• TASK PROMPT: Reproduce the listing below without changes, except that pictures are left out.

Raw records:
## begin
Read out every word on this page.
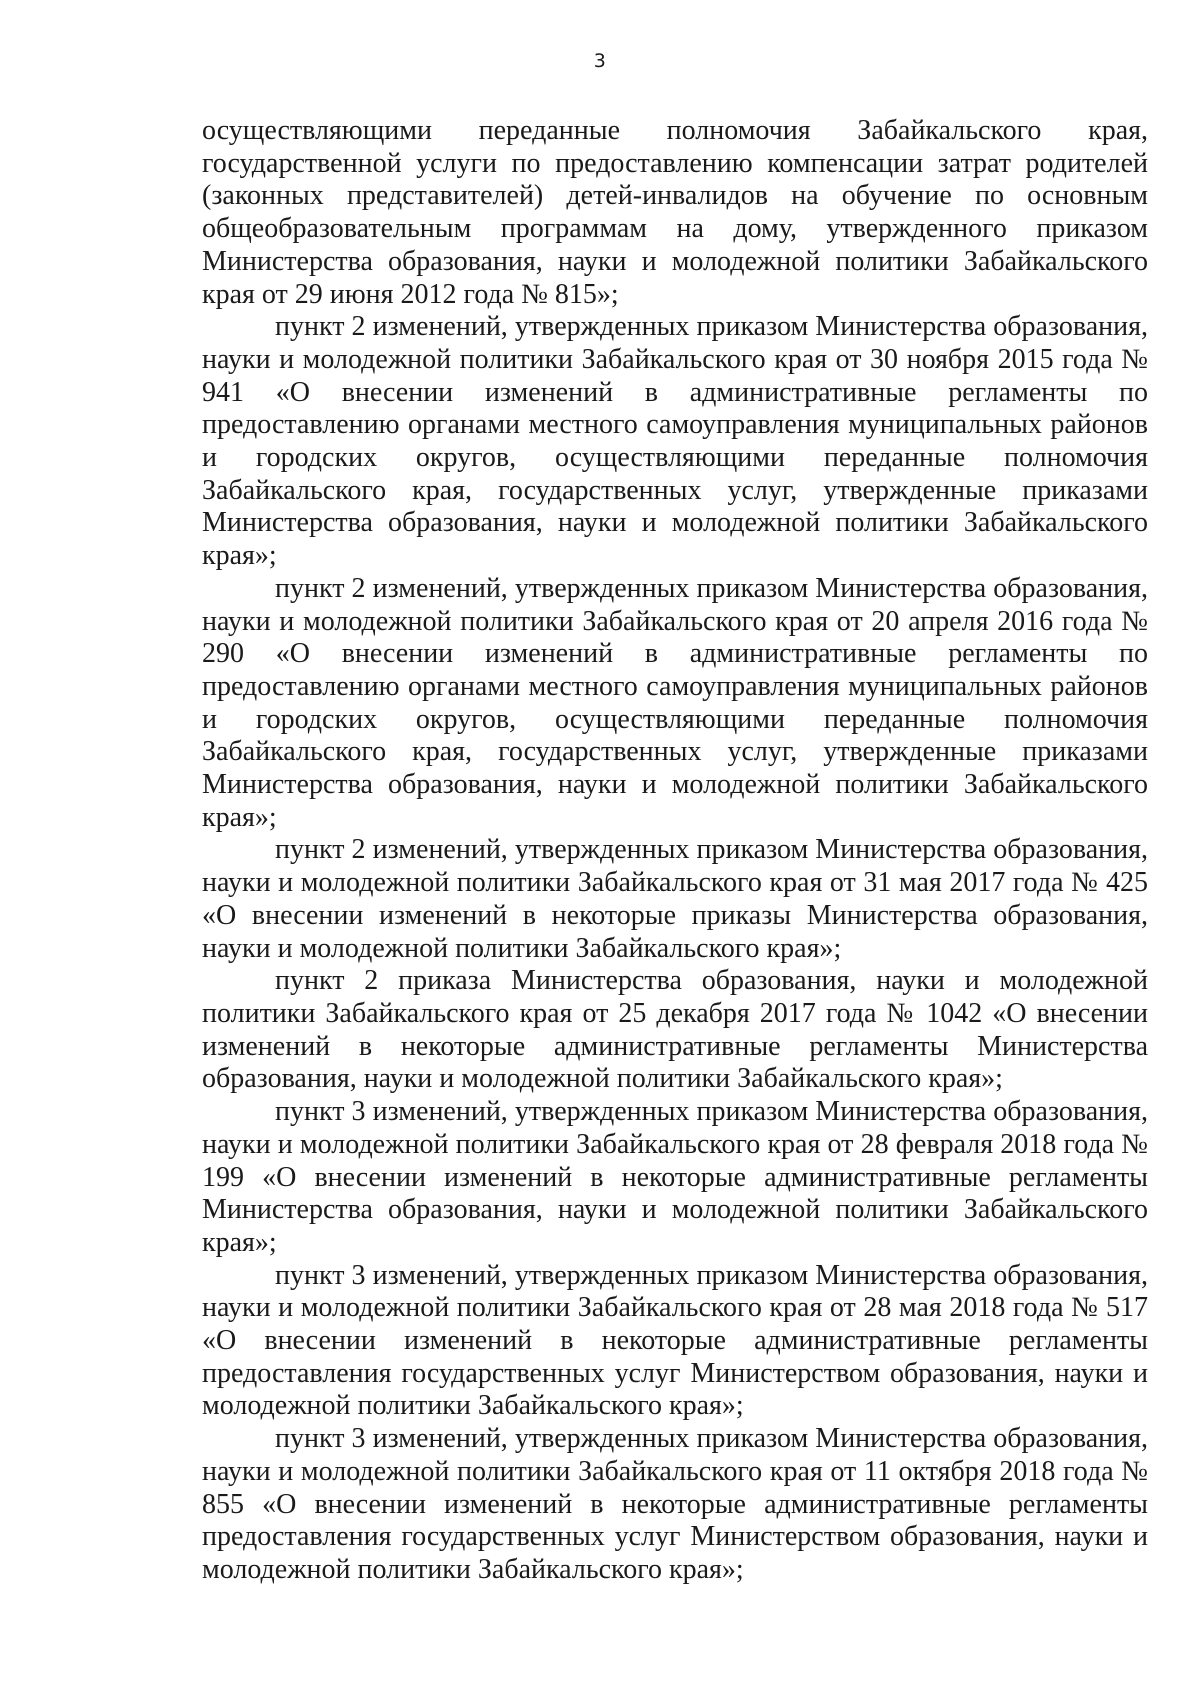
3

осуществляющими переданные полномочия Забайкальского края, государственной услуги по предоставлению компенсации затрат родителей (законных представителей) детей-инвалидов на обучение по основным общеобразовательным программам на дому, утвержденного приказом Министерства образования, науки и молодежной политики Забайкальского края от 29 июня 2012 года № 815»;

пункт 2 изменений, утвержденных приказом Министерства образования, науки и молодежной политики Забайкальского края от 30 ноября 2015 года № 941 «О внесении изменений в административные регламенты по предоставлению органами местного самоуправления муниципальных районов и городских округов, осуществляющими переданные полномочия Забайкальского края, государственных услуг, утвержденные приказами Министерства образования, науки и молодежной политики Забайкальского края»;

пункт 2 изменений, утвержденных приказом Министерства образования, науки и молодежной политики Забайкальского края от 20 апреля 2016 года № 290 «О внесении изменений в административные регламенты по предоставлению органами местного самоуправления муниципальных районов и городских округов, осуществляющими переданные полномочия Забайкальского края, государственных услуг, утвержденные приказами Министерства образования, науки и молодежной политики Забайкальского края»;

пункт 2 изменений, утвержденных приказом Министерства образования, науки и молодежной политики Забайкальского края от 31 мая 2017 года № 425 «О внесении изменений в некоторые приказы Министерства образования, науки и молодежной политики Забайкальского края»;

пункт 2 приказа Министерства образования, науки и молодежной политики Забайкальского края от 25 декабря 2017 года № 1042 «О внесении изменений в некоторые административные регламенты Министерства образования, науки и молодежной политики Забайкальского края»;

пункт 3 изменений, утвержденных приказом Министерства образования, науки и молодежной политики Забайкальского края от 28 февраля 2018 года № 199 «О внесении изменений в некоторые административные регламенты Министерства образования, науки и молодежной политики Забайкальского края»;

пункт 3 изменений, утвержденных приказом Министерства образования, науки и молодежной политики Забайкальского края от 28 мая 2018 года № 517 «О внесении изменений в некоторые административные регламенты предоставления государственных услуг Министерством образования, науки и молодежной политики Забайкальского края»;

пункт 3 изменений, утвержденных приказом Министерства образования, науки и молодежной политики Забайкальского края от 11 октября 2018 года № 855 «О внесении изменений в некоторые административные регламенты предоставления государственных услуг Министерством образования, науки и молодежной политики Забайкальского края»;
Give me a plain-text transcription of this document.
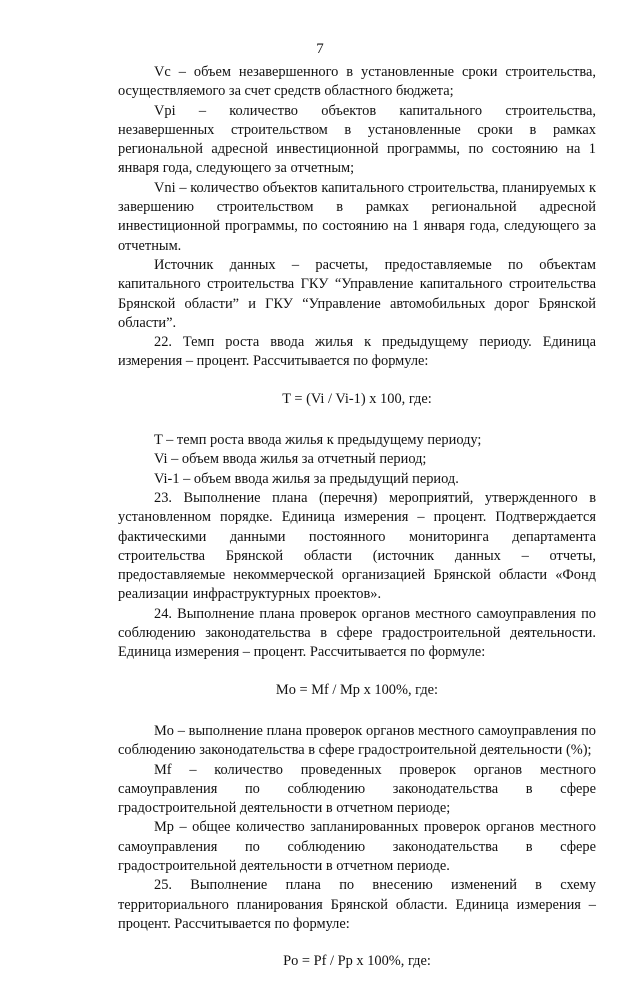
7

Vc – объем незавершенного в установленные сроки строительства, осуществляемого за счет средств областного бюджета;

Vpi – количество объектов капитального строительства, незавершенных строительством в установленные сроки в рамках региональной адресной инвестиционной программы, по состоянию на 1 января года, следующего за отчетным;

Vni – количество объектов капитального строительства, планируемых к завершению строительством в рамках региональной адресной инвестиционной программы, по состоянию на 1 января года, следующего за отчетным.

Источник данных – расчеты, предоставляемые по объектам капитального строительства ГКУ “Управление капитального строительства Брянской области” и ГКУ “Управление автомобильных дорог Брянской области”.

22. Темп роста ввода жилья к предыдущему периоду. Единица измерения – процент. Рассчитывается по формуле:

T = (Vi / Vi-1) x 100, где:

T – темп роста ввода жилья к предыдущему периоду;

Vi – объем ввода жилья за отчетный период;

Vi-1 – объем ввода жилья за предыдущий период.

23. Выполнение плана (перечня) мероприятий, утвержденного в установленном порядке. Единица измерения – процент. Подтверждается фактическими данными постоянного мониторинга департамента строительства Брянской области (источник данных – отчеты, предоставляемые некоммерческой организацией Брянской области «Фонд реализации инфраструктурных проектов».

24. Выполнение плана проверок органов местного самоуправления по соблюдению законодательства в сфере градостроительной деятельности. Единица измерения – процент. Рассчитывается по формуле:

Mo = Mf / Mp x 100%, где:

Mo – выполнение плана проверок органов местного самоуправления по соблюдению законодательства в сфере градостроительной деятельности (%);

Mf – количество проведенных проверок органов местного самоуправления по соблюдению законодательства в сфере градостроительной деятельности в отчетном периоде;

Mp – общее количество запланированных проверок органов местного самоуправления по соблюдению законодательства в сфере градостроительной деятельности в отчетном периоде.

25. Выполнение плана по внесению изменений в схему территориального планирования Брянской области. Единица измерения – процент. Рассчитывается по формуле:

Po = Pf / Pp x 100%, где:
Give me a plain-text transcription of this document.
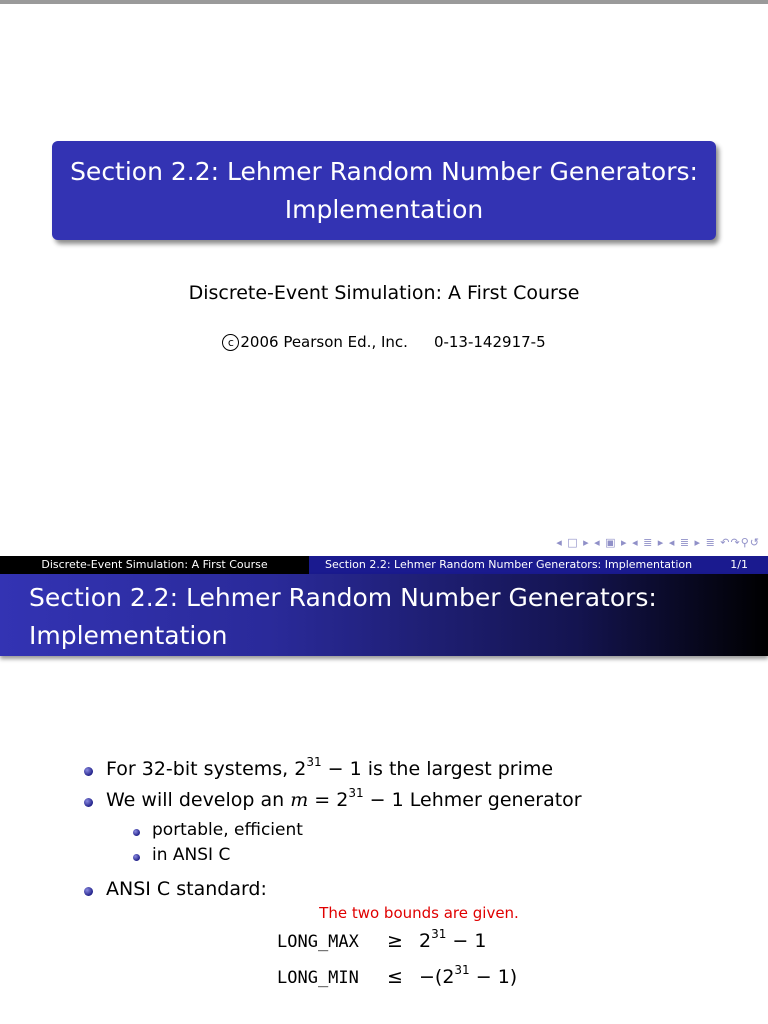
Section 2.2: Lehmer Random Number Generators:
Implementation
Discrete-Event Simulation: A First Course
c 2006 Pearson Ed., Inc. 0-13-142917-5
◂ □ ▸ ◂ ▣ ▸ ◂ ≣ ▸ ◂ ≣ ▸ ≣ ↶↷⚲↺
Discrete-Event Simulation: A First Course	Section 2.2: Lehmer Random Number Generators: Implementation	1/1
Section 2.2: Lehmer Random Number Generators:
Implementation
For 32-bit systems, $2^{31} - 1$ is the largest prime
We will develop an $m = 2^{31} - 1$ Lehmer generator
portable, efficient
in ANSI C
ANSI C standard:
The two bounds are given.
LONG_MAX ≥ $2^{31} - 1$
LONG_MIN ≤ $-(2^{31} - 1)$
## end
• RESULT OF THIS TASK:
Read out every word on this page.
3

осуществляющими переданные полномочия Забайкальского края, государственной услуги по предоставлению компенсации затрат родителей (законных представителей) детей-инвалидов на обучение по основным общеобразовательным программам на дому, утвержденного приказом Министерства образования, науки и молодежной политики Забайкальского края от 29 июня 2012 года № 815»;

пункт 2 изменений, утвержденных приказом Министерства образования, науки и молодежной политики Забайкальского края от 30 ноября 2015 года № 941 «О внесении изменений в административные регламенты по предоставлению органами местного самоуправления муниципальных районов и городских округов, осуществляющими переданные полномочия Забайкальского края, государственных услуг, утвержденные приказами Министерства образования, науки и молодежной политики Забайкальского края»;

пункт 2 изменений, утвержденных приказом Министерства образования, науки и молодежной политики Забайкальского края от 20 апреля 2016 года № 290 «О внесении изменений в административные регламенты по предоставлению органами местного самоуправления муниципальных районов и городских округов, осуществляющими переданные полномочия Забайкальского края, государственных услуг, утвержденные приказами Министерства образования, науки и молодежной политики Забайкальского края»;

пункт 2 изменений, утвержденных приказом Министерства образования, науки и молодежной политики Забайкальского края от 31 мая 2017 года № 425 «О внесении изменений в некоторые приказы Министерства образования, науки и молодежной политики Забайкальского края»;

пункт 2 приказа Министерства образования, науки и молодежной политики Забайкальского края от 25 декабря 2017 года № 1042 «О внесении изменений в некоторые административные регламенты Министерства образования, науки и молодежной политики Забайкальского края»;

пункт 3 изменений, утвержденных приказом Министерства образования, науки и молодежной политики Забайкальского края от 28 февраля 2018 года № 199 «О внесении изменений в некоторые административные регламенты Министерства образования, науки и молодежной политики Забайкальского края»;

пункт 3 изменений, утвержденных приказом Министерства образования, науки и молодежной политики Забайкальского края от 28 мая 2018 года № 517 «О внесении изменений в некоторые административные регламенты предоставления государственных услуг Министерством образования, науки и молодежной политики Забайкальского края»;

пункт 3 изменений, утвержденных приказом Министерства образования, науки и молодежной политики Забайкальского края от 11 октября 2018 года № 855 «О внесении изменений в некоторые административные регламенты предоставления государственных услуг Министерством образования, науки и молодежной политики Забайкальского края»;
Give me a plain-text transcription of this document.
7

Vc – объем незавершенного в установленные сроки строительства, осуществляемого за счет средств областного бюджета;

Vpi – количество объектов капитального строительства, незавершенных строительством в установленные сроки в рамках региональной адресной инвестиционной программы, по состоянию на 1 января года, следующего за отчетным;

Vni – количество объектов капитального строительства, планируемых к завершению строительством в рамках региональной адресной инвестиционной программы, по состоянию на 1 января года, следующего за отчетным.

Источник данных – расчеты, предоставляемые по объектам капитального строительства ГКУ “Управление капитального строительства Брянской области” и ГКУ “Управление автомобильных дорог Брянской области”.

22. Темп роста ввода жилья к предыдущему периоду. Единица измерения – процент. Рассчитывается по формуле:

T = (Vi / Vi-1) x 100, где:

T – темп роста ввода жилья к предыдущему периоду;

Vi – объем ввода жилья за отчетный период;

Vi-1 – объем ввода жилья за предыдущий период.

23. Выполнение плана (перечня) мероприятий, утвержденного в установленном порядке. Единица измерения – процент. Подтверждается фактическими данными постоянного мониторинга департамента строительства Брянской области (источник данных – отчеты, предоставляемые некоммерческой организацией Брянской области «Фонд реализации инфраструктурных проектов».

24. Выполнение плана проверок органов местного самоуправления по соблюдению законодательства в сфере градостроительной деятельности. Единица измерения – процент. Рассчитывается по формуле:

Mo = Mf / Mp x 100%, где:

Mo – выполнение плана проверок органов местного самоуправления по соблюдению законодательства в сфере градостроительной деятельности (%);

Mf – количество проведенных проверок органов местного самоуправления по соблюдению законодательства в сфере градостроительной деятельности в отчетном периоде;

Mp – общее количество запланированных проверок органов местного самоуправления по соблюдению законодательства в сфере градостроительной деятельности в отчетном периоде.

25. Выполнение плана по внесению изменений в схему территориального планирования Брянской области. Единица измерения – процент. Рассчитывается по формуле:

Po = Pf / Pp x 100%, где:
Give me a plain-text transcription of this document.
Section 2.2: Lehmer Random Number Generators:
Implementation
Discrete-Event Simulation: A First Course
c 2006 Pearson Ed., Inc. 0-13-142917-5
◂ □ ▸ ◂ ▣ ▸ ◂ ≣ ▸ ◂ ≣ ▸ ≣ ↶↷⚲↺
Discrete-Event Simulation: A First Course	Section 2.2: Lehmer Random Number Generators: Implementation	1/1
Section 2.2: Lehmer Random Number Generators:
Implementation
For 32-bit systems, $2^{31} - 1$ is the largest prime
We will develop an $m = 2^{31} - 1$ Lehmer generator
portable, efficient
in ANSI C
ANSI C standard:
The two bounds are given.
LONG_MAX ≥ $2^{31} - 1$
LONG_MIN ≤ $-(2^{31} - 1)$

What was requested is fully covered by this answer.